__PROBLEM DESCRIPTION__
Copy out all the lines exactly. Omit pictures.

>>

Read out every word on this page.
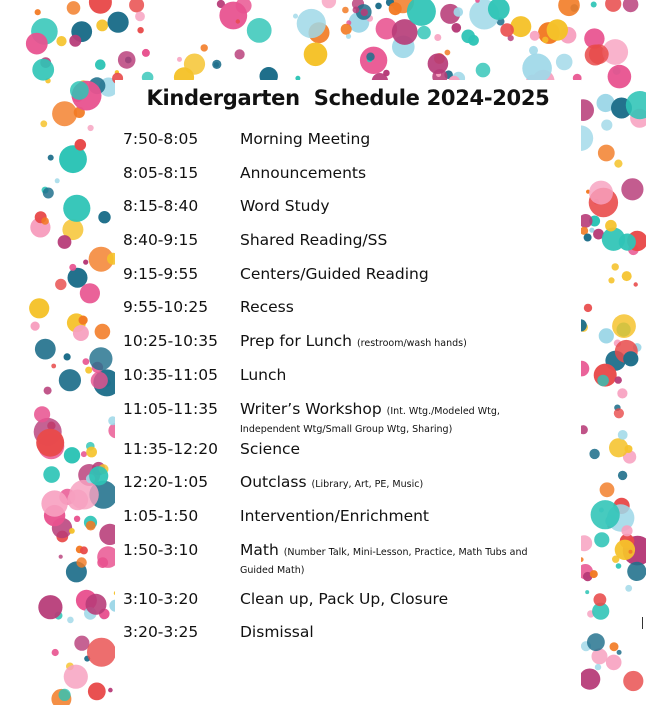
Kindergarten  Schedule 2024-2025
7:50-8:05	Morning Meeting
8:05-8:15	Announcements
8:15-8:40	Word Study
8:40-9:15	Shared Reading/SS
9:15-9:55	Centers/Guided Reading
9:55-10:25	Recess
10:25-10:35	Prep for Lunch (restroom/wash hands)
10:35-11:05	Lunch
11:05-11:35	Writer’s Workshop (Int. Wtg./Modeled Wtg, Independent Wtg/Small Group Wtg, Sharing)
11:35-12:20	Science
12:20-1:05	Outclass (Library, Art, PE, Music)
1:05-1:50	Intervention/Enrichment
1:50-3:10	Math (Number Talk, Mini-Lesson, Practice, Math Tubs and Guided Math)
3:10-3:20	Clean up, Pack Up, Closure
3:20-3:25	Dismissal
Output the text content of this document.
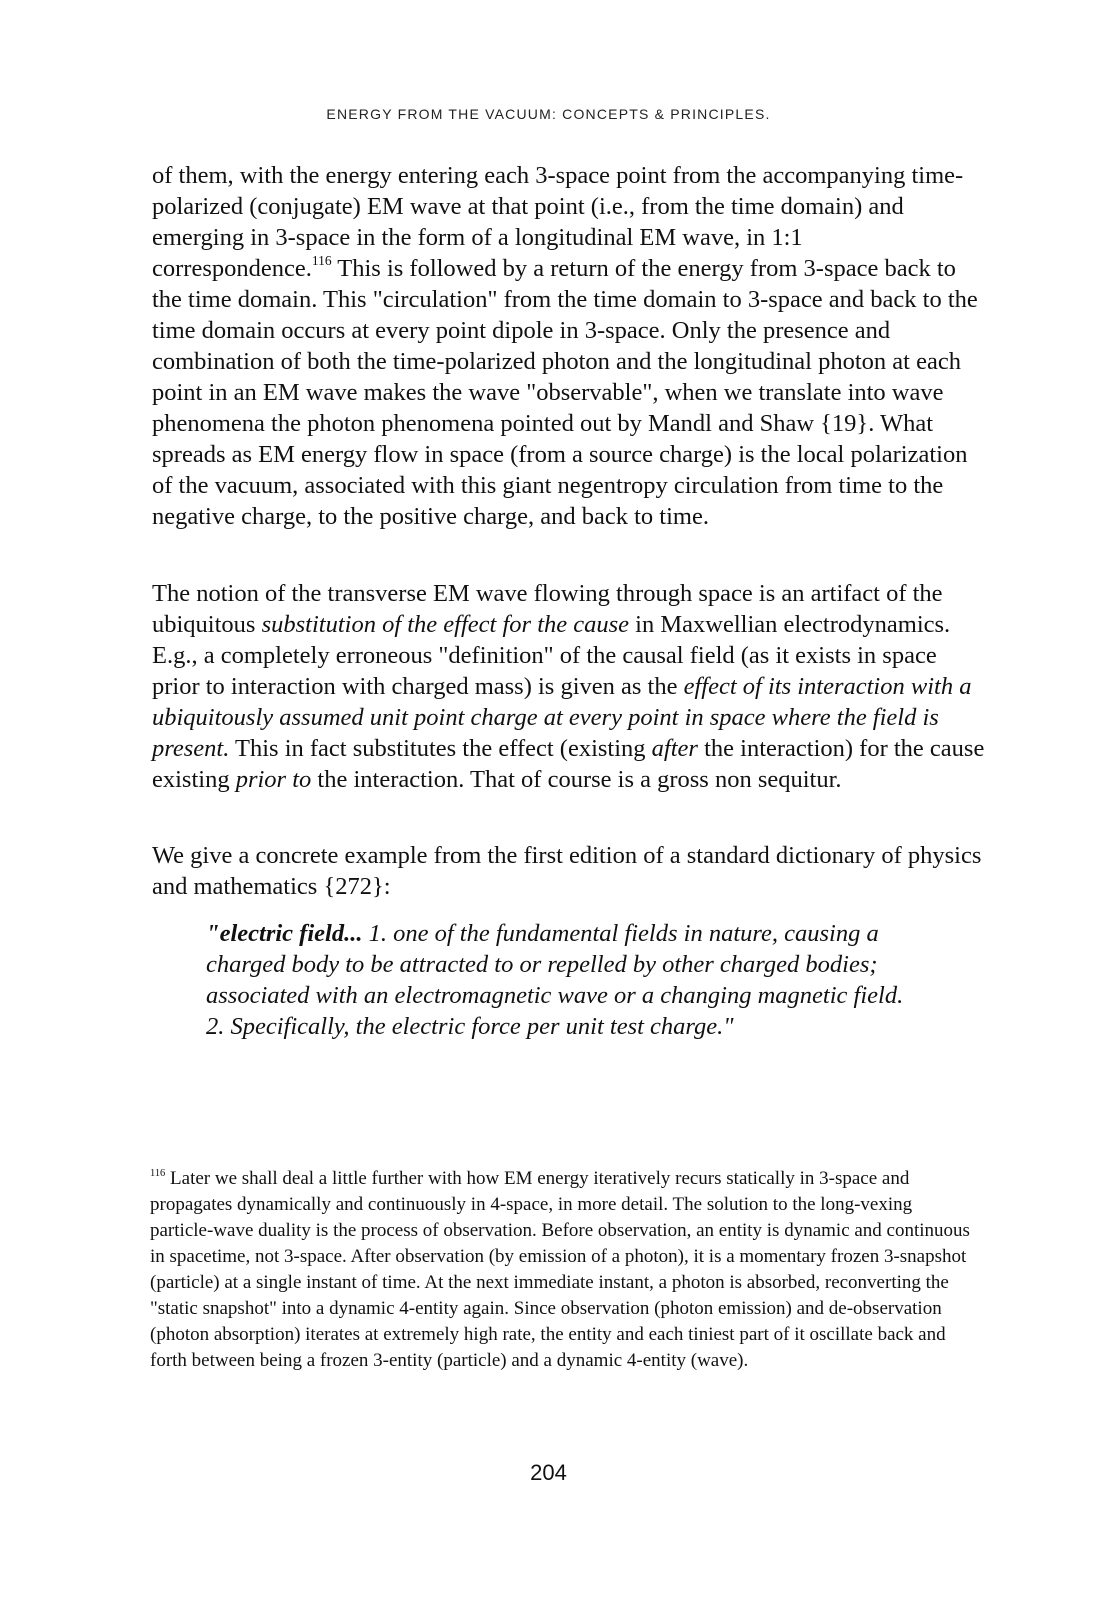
ENERGY FROM THE VACUUM: CONCEPTS & PRINCIPLES.

of them, with the energy entering each 3-space point from the accompanying time-polarized (conjugate) EM wave at that point (i.e., from the time domain) and emerging in 3-space in the form of a longitudinal EM wave, in 1:1 correspondence.$^{116}$ This is followed by a return of the energy from 3-space back to the time domain. This "circulation" from the time domain to 3-space and back to the time domain occurs at every point dipole in 3-space. Only the presence and combination of both the time-polarized photon and the longitudinal photon at each point in an EM wave makes the wave "observable", when we translate into wave phenomena the photon phenomena pointed out by Mandl and Shaw {19}. What spreads as EM energy flow in space (from a source charge) is the local polarization of the vacuum, associated with this giant negentropy circulation from time to the negative charge, to the positive charge, and back to time.

The notion of the transverse EM wave flowing through space is an artifact of the ubiquitous substitution of the effect for the cause in Maxwellian electrodynamics. E.g., a completely erroneous "definition" of the causal field (as it exists in space prior to interaction with charged mass) is given as the effect of its interaction with a ubiquitously assumed unit point charge at every point in space where the field is present. This in fact substitutes the effect (existing after the interaction) for the cause existing prior to the interaction. That of course is a gross non sequitur.

We give a concrete example from the first edition of a standard dictionary of physics and mathematics {272}:

"electric field... 1. one of the fundamental fields in nature, causing a charged body to be attracted to or repelled by other charged bodies; associated with an electromagnetic wave or a changing magnetic field. 2. Specifically, the electric force per unit test charge."

$^{116}$ Later we shall deal a little further with how EM energy iteratively recurs statically in 3-space and propagates dynamically and continuously in 4-space, in more detail. The solution to the long-vexing particle-wave duality is the process of observation. Before observation, an entity is dynamic and continuous in spacetime, not 3-space. After observation (by emission of a photon), it is a momentary frozen 3-snapshot (particle) at a single instant of time. At the next immediate instant, a photon is absorbed, reconverting the "static snapshot" into a dynamic 4-entity again. Since observation (photon emission) and de-observation (photon absorption) iterates at extremely high rate, the entity and each tiniest part of it oscillate back and forth between being a frozen 3-entity (particle) and a dynamic 4-entity (wave).

204
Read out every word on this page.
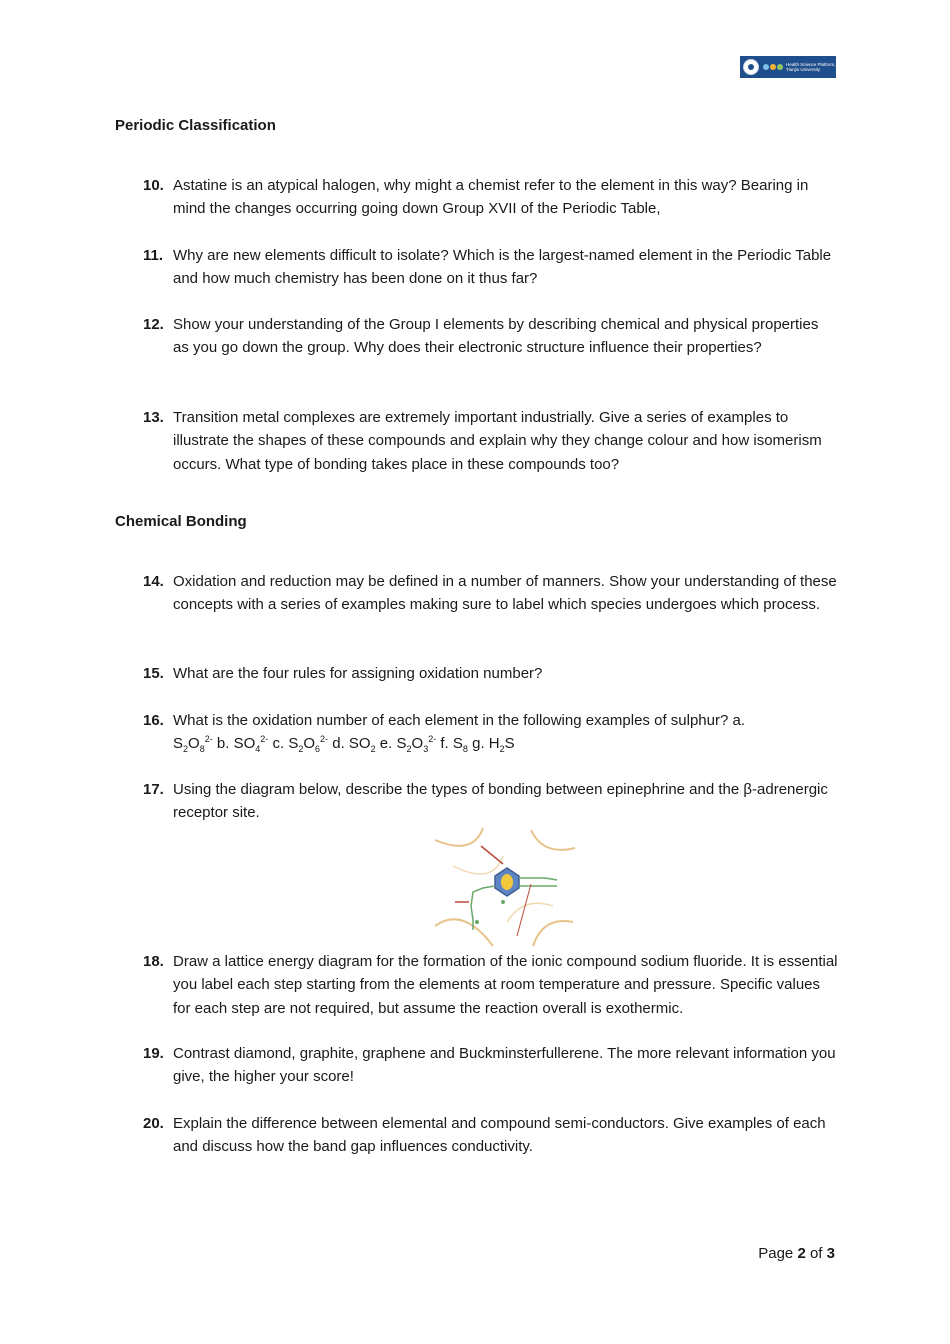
Health Science Platform,
Tianjin University
Periodic Classification
10. Astatine is an atypical halogen, why might a chemist refer to the element in this way? Bearing in mind the changes occurring going down Group XVII of the Periodic Table,
11. Why are new elements difficult to isolate? Which is the largest-named element in the Periodic Table and how much chemistry has been done on it thus far?
12. Show your understanding of the Group I elements by describing chemical and physical properties as you go down the group. Why does their electronic structure influence their properties?
13. Transition metal complexes are extremely important industrially. Give a series of examples to illustrate the shapes of these compounds and explain why they change colour and how isomerism occurs. What type of bonding takes place in these compounds too?
Chemical Bonding
14. Oxidation and reduction may be defined in a number of manners. Show your understanding of these concepts with a series of examples making sure to label which species undergoes which process.
15. What are the four rules for assigning oxidation number?
16. What is the oxidation number of each element in the following examples of sulphur? a.
$S_2O_8^{2-}$ b. $SO_4^{2-}$ c. $S_2O_6^{2-}$ d. $SO_2$ e. $S_2O_3^{2-}$ f. $S_8$ g. $H_2S$
17. Using the diagram below, describe the types of bonding between epinephrine and the β-adrenergic receptor site.
18. Draw a lattice energy diagram for the formation of the ionic compound sodium fluoride. It is essential you label each step starting from the elements at room temperature and pressure. Specific values for each step are not required, but assume the reaction overall is exothermic.
19. Contrast diamond, graphite, graphene and Buckminsterfullerene. The more relevant information you give, the higher your score!
20. Explain the difference between elemental and compound semi-conductors. Give examples of each and discuss how the band gap influences conductivity.
Page 2 of 3
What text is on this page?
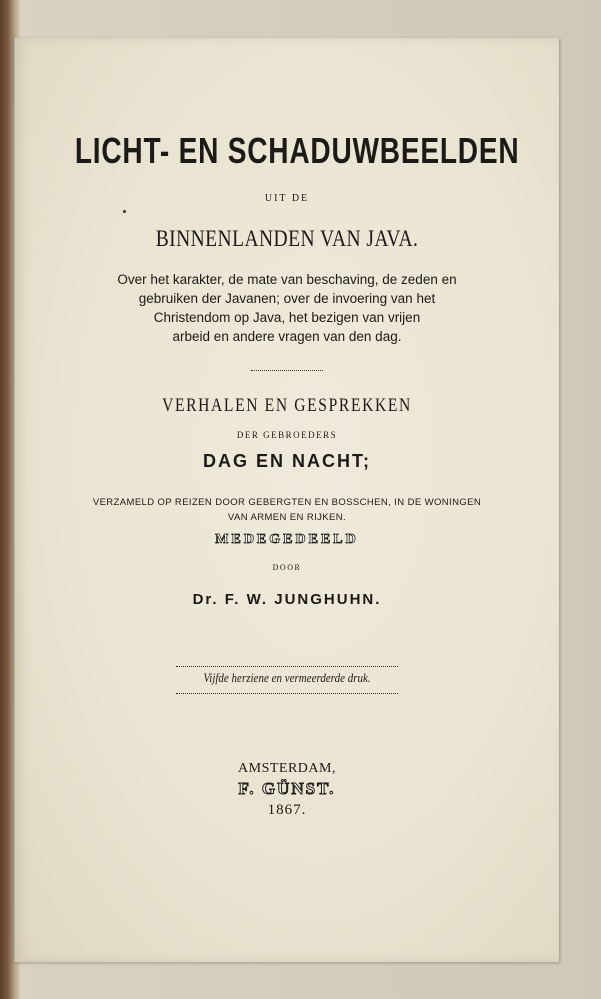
LICHT- EN SCHADUWBEELDEN
UIT DE
BINNENLANDEN VAN JAVA.
Over het karakter, de mate van beschaving, de zeden en
gebruiken der Javanen; over de invoering van het
Christendom op Java, het bezigen van vrijen
arbeid en andere vragen van den dag.
VERHALEN EN GESPREKKEN
DER GEBROEDERS
DAG EN NACHT;
VERZAMELD OP REIZEN DOOR GEBERGTEN EN BOSSCHEN, IN DE WONINGEN
VAN ARMEN EN RIJKEN.
MEDEGEDEELD
DOOR
Dr. F. W. JUNGHUHN.
Vijfde herziene en vermeerderde druk.
AMSTERDAM,
F. GÜNST.
1867.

<<

__SOLUTION FOR THIS EXERCISE__
Read out every word on this page.
Kindergarten  Schedule 2024-2025
7:50-8:05	Morning Meeting
8:05-8:15	Announcements
8:15-8:40	Word Study
8:40-9:15	Shared Reading/SS
9:15-9:55	Centers/Guided Reading
9:55-10:25	Recess
10:25-10:35	Prep for Lunch (restroom/wash hands)
10:35-11:05	Lunch
11:05-11:35	Writer’s Workshop (Int. Wtg./Modeled Wtg, Independent Wtg/Small Group Wtg, Sharing)
11:35-12:20	Science
12:20-1:05	Outclass (Library, Art, PE, Music)
1:05-1:50	Intervention/Enrichment
1:50-3:10	Math (Number Talk, Mini-Lesson, Practice, Math Tubs and Guided Math)
3:10-3:20	Clean up, Pack Up, Closure
3:20-3:25	Dismissal
Output the text content of this document.
ENERGY FROM THE VACUUM: CONCEPTS & PRINCIPLES.

of them, with the energy entering each 3-space point from the accompanying time-polarized (conjugate) EM wave at that point (i.e., from the time domain) and emerging in 3-space in the form of a longitudinal EM wave, in 1:1 correspondence.$^{116}$ This is followed by a return of the energy from 3-space back to the time domain. This "circulation" from the time domain to 3-space and back to the time domain occurs at every point dipole in 3-space. Only the presence and combination of both the time-polarized photon and the longitudinal photon at each point in an EM wave makes the wave "observable", when we translate into wave phenomena the photon phenomena pointed out by Mandl and Shaw {19}. What spreads as EM energy flow in space (from a source charge) is the local polarization of the vacuum, associated with this giant negentropy circulation from time to the negative charge, to the positive charge, and back to time.

The notion of the transverse EM wave flowing through space is an artifact of the ubiquitous substitution of the effect for the cause in Maxwellian electrodynamics. E.g., a completely erroneous "definition" of the causal field (as it exists in space prior to interaction with charged mass) is given as the effect of its interaction with a ubiquitously assumed unit point charge at every point in space where the field is present. This in fact substitutes the effect (existing after the interaction) for the cause existing prior to the interaction. That of course is a gross non sequitur.

We give a concrete example from the first edition of a standard dictionary of physics and mathematics {272}:

"electric field... 1. one of the fundamental fields in nature, causing a charged body to be attracted to or repelled by other charged bodies; associated with an electromagnetic wave or a changing magnetic field. 2. Specifically, the electric force per unit test charge."

$^{116}$ Later we shall deal a little further with how EM energy iteratively recurs statically in 3-space and propagates dynamically and continuously in 4-space, in more detail. The solution to the long-vexing particle-wave duality is the process of observation. Before observation, an entity is dynamic and continuous in spacetime, not 3-space. After observation (by emission of a photon), it is a momentary frozen 3-snapshot (particle) at a single instant of time. At the next immediate instant, a photon is absorbed, reconverting the "static snapshot" into a dynamic 4-entity again. Since observation (photon emission) and de-observation (photon absorption) iterates at extremely high rate, the entity and each tiniest part of it oscillate back and forth between being a frozen 3-entity (particle) and a dynamic 4-entity (wave).

204
Read out every word on this page.
Health Science Platform,
Tianjin University
Periodic Classification
10. Astatine is an atypical halogen, why might a chemist refer to the element in this way? Bearing in mind the changes occurring going down Group XVII of the Periodic Table,
11. Why are new elements difficult to isolate? Which is the largest-named element in the Periodic Table and how much chemistry has been done on it thus far?
12. Show your understanding of the Group I elements by describing chemical and physical properties as you go down the group. Why does their electronic structure influence their properties?
13. Transition metal complexes are extremely important industrially. Give a series of examples to illustrate the shapes of these compounds and explain why they change colour and how isomerism occurs. What type of bonding takes place in these compounds too?
Chemical Bonding
14. Oxidation and reduction may be defined in a number of manners. Show your understanding of these concepts with a series of examples making sure to label which species undergoes which process.
15. What are the four rules for assigning oxidation number?
16. What is the oxidation number of each element in the following examples of sulphur? a.
$S_2O_8^{2-}$ b. $SO_4^{2-}$ c. $S_2O_6^{2-}$ d. $SO_2$ e. $S_2O_3^{2-}$ f. $S_8$ g. $H_2S$
17. Using the diagram below, describe the types of bonding between epinephrine and the β-adrenergic receptor site.
18. Draw a lattice energy diagram for the formation of the ionic compound sodium fluoride. It is essential you label each step starting from the elements at room temperature and pressure. Specific values for each step are not required, but assume the reaction overall is exothermic.
19. Contrast diamond, graphite, graphene and Buckminsterfullerene. The more relevant information you give, the higher your score!
20. Explain the difference between elemental and compound semi-conductors. Give examples of each and discuss how the band gap influences conductivity.
Page 2 of 3
What text is on this page?
LICHT- EN SCHADUWBEELDEN
UIT DE
BINNENLANDEN VAN JAVA.
Over het karakter, de mate van beschaving, de zeden en
gebruiken der Javanen; over de invoering van het
Christendom op Java, het bezigen van vrijen
arbeid en andere vragen van den dag.
VERHALEN EN GESPREKKEN
DER GEBROEDERS
DAG EN NACHT;
VERZAMELD OP REIZEN DOOR GEBERGTEN EN BOSSCHEN, IN DE WONINGEN
VAN ARMEN EN RIJKEN.
MEDEGEDEELD
DOOR
Dr. F. W. JUNGHUHN.
Vijfde herziene en vermeerderde druk.
AMSTERDAM,
F. GÜNST.
1867.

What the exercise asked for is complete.